Your task>
Provide the data again in its entirety, exactly as given.

Task inputs>
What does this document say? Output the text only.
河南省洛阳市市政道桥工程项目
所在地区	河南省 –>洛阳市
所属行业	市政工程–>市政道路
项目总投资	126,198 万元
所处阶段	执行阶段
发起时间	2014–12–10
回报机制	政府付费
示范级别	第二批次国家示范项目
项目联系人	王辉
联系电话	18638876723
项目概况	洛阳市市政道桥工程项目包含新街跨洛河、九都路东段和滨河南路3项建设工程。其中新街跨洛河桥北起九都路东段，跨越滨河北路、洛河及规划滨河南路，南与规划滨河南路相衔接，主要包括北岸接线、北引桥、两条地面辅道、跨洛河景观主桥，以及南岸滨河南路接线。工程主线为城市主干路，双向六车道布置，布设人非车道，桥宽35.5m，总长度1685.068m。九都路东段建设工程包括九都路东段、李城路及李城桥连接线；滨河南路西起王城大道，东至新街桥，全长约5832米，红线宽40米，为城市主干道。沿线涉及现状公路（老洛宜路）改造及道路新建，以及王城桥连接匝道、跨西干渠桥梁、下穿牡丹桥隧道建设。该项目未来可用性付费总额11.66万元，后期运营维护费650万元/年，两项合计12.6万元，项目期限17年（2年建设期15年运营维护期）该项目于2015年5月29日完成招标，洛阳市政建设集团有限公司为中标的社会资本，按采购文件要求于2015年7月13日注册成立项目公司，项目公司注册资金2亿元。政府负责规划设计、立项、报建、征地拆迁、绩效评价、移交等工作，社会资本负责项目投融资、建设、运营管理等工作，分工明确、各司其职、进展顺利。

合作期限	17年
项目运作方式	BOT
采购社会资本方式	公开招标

Finished task>
What does this document say? Output the text only.
河南省洛阳市市政道桥工程项目
所在地区	河南省 –>洛阳市
所属行业	市政工程–>市政道路
项目总投资	126,198 万元
所处阶段	执行阶段
发起时间	2014–12–10
回报机制	政府付费
示范级别	第二批次国家示范项目
项目联系人	王辉
联系电话	18638876723
项目概况	洛阳市市政道桥工程项目包含新街跨洛河、九都路东段和滨河南路3项建设工程。其中新街跨洛河桥北起九都路东段，跨越滨河北路、洛河及规划滨河南路，南与规划滨河南路相衔接，主要包括北岸接线、北引桥、两条地面辅道、跨洛河景观主桥，以及南岸滨河南路接线。工程主线为城市主干路，双向六车道布置，布设人非车道，桥宽35.5m，总长度1685.068m。九都路东段建设工程包括九都路东段、李城路及李城桥连接线；滨河南路西起王城大道，东至新街桥，全长约5832米，红线宽40米，为城市主干道。沿线涉及现状公路（老洛宜路）改造及道路新建，以及王城桥连接匝道、跨西干渠桥梁、下穿牡丹桥隧道建设。该项目未来可用性付费总额11.66万元，后期运营维护费650万元/年，两项合计12.6万元，项目期限17年（2年建设期15年运营维护期）该项目于2015年5月29日完成招标，洛阳市政建设集团有限公司为中标的社会资本，按采购文件要求于2015年7月13日注册成立项目公司，项目公司注册资金2亿元。政府负责规划设计、立项、报建、征地拆迁、绩效评价、移交等工作，社会资本负责项目投融资、建设、运营管理等工作，分工明确、各司其职、进展顺利。

合作期限	17年
项目运作方式	BOT
采购社会资本方式	公开招标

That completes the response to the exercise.